YOUR OBJECTIVE
From the entries below, pull out each line where "screenshot" appears.

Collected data
+ + +

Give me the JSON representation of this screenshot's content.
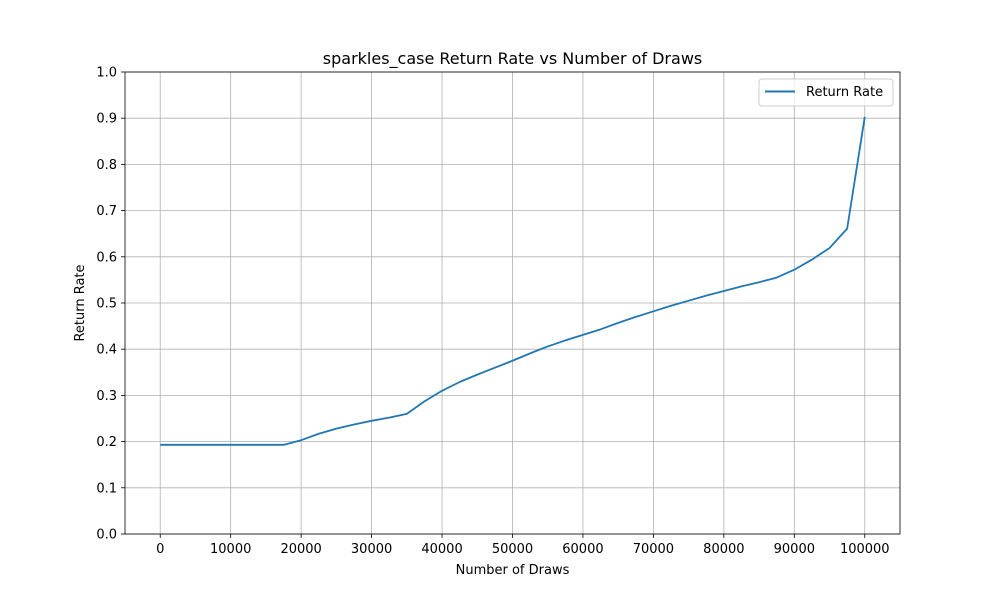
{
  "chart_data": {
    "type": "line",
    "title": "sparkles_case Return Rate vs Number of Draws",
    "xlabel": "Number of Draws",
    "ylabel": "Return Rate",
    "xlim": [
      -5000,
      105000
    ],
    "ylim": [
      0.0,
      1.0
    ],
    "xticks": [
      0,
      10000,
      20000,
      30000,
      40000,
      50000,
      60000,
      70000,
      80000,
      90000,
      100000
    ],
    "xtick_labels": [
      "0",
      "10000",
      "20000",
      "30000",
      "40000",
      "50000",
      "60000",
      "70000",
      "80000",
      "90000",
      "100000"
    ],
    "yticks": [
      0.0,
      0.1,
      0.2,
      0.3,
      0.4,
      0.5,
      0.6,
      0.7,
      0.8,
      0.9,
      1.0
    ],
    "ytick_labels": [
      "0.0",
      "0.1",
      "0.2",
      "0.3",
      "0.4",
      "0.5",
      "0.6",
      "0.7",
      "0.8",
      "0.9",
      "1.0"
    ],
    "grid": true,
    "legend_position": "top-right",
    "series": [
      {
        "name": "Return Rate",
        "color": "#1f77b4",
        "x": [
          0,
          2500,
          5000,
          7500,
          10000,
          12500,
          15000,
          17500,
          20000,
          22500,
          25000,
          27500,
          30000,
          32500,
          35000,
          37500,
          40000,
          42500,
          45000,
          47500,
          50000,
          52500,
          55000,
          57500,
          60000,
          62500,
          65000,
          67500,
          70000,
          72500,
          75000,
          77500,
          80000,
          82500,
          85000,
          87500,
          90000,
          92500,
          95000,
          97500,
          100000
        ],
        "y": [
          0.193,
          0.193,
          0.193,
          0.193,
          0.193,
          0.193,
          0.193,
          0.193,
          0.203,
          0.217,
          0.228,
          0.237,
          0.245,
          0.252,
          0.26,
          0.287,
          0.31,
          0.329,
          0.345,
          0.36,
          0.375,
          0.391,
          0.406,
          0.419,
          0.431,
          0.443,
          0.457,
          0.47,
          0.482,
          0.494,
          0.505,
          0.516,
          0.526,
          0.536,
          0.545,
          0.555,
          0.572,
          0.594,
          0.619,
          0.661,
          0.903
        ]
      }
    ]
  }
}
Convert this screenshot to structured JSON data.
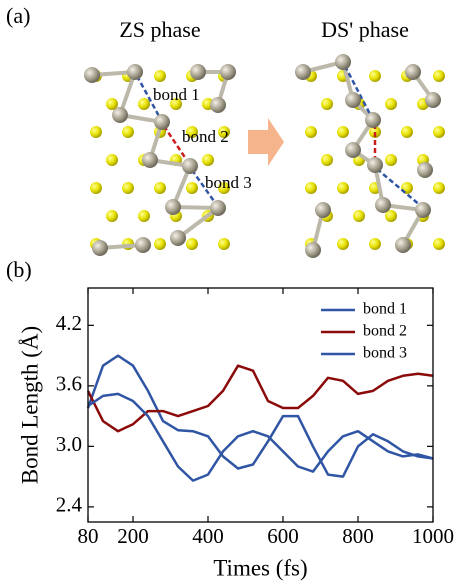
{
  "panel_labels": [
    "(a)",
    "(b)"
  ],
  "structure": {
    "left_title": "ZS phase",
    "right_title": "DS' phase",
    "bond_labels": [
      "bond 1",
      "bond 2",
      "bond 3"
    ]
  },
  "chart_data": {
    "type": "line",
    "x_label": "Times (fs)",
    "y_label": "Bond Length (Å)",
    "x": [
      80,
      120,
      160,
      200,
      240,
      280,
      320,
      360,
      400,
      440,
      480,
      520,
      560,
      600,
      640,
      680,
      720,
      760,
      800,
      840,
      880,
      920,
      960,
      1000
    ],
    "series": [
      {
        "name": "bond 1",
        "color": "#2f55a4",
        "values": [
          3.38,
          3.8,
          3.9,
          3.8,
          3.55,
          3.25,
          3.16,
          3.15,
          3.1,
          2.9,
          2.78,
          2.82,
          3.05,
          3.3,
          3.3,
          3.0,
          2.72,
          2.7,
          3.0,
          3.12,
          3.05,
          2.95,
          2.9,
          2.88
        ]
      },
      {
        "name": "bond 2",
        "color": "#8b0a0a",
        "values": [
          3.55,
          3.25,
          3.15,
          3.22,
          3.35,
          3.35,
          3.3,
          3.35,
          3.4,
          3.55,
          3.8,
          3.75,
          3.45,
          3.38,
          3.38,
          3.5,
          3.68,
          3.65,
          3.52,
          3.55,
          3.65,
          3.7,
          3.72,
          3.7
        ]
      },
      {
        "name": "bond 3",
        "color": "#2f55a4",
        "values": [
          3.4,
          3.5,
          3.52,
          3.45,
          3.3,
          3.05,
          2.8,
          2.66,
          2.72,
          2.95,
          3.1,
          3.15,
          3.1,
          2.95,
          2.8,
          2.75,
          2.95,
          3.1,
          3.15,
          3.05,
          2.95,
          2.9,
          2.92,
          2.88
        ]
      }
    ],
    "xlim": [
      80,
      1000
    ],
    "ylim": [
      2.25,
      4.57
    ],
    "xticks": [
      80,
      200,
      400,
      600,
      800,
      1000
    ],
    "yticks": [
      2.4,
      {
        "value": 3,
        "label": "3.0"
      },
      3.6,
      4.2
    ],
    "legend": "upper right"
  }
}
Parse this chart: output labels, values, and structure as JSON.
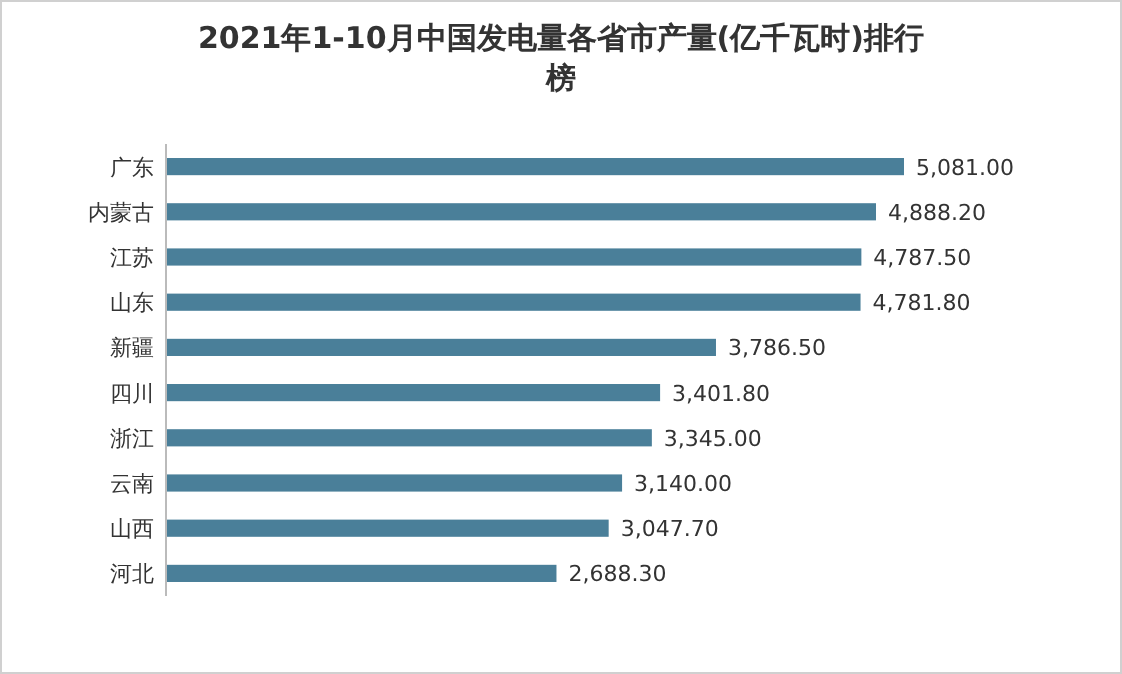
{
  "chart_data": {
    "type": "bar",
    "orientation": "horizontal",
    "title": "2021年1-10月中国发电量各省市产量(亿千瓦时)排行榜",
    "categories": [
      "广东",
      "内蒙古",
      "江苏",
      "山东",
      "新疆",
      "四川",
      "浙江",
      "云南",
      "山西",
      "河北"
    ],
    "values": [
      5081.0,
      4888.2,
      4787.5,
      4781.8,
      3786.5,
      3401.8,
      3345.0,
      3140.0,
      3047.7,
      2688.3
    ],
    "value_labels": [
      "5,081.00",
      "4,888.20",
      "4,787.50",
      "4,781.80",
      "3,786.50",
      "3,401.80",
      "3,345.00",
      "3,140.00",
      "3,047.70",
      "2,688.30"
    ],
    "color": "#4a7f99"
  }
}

+ + +

THE OUTPUT
Give me the JSON representation of this screenshot's content.
Convert this screenshot to structured JSON data.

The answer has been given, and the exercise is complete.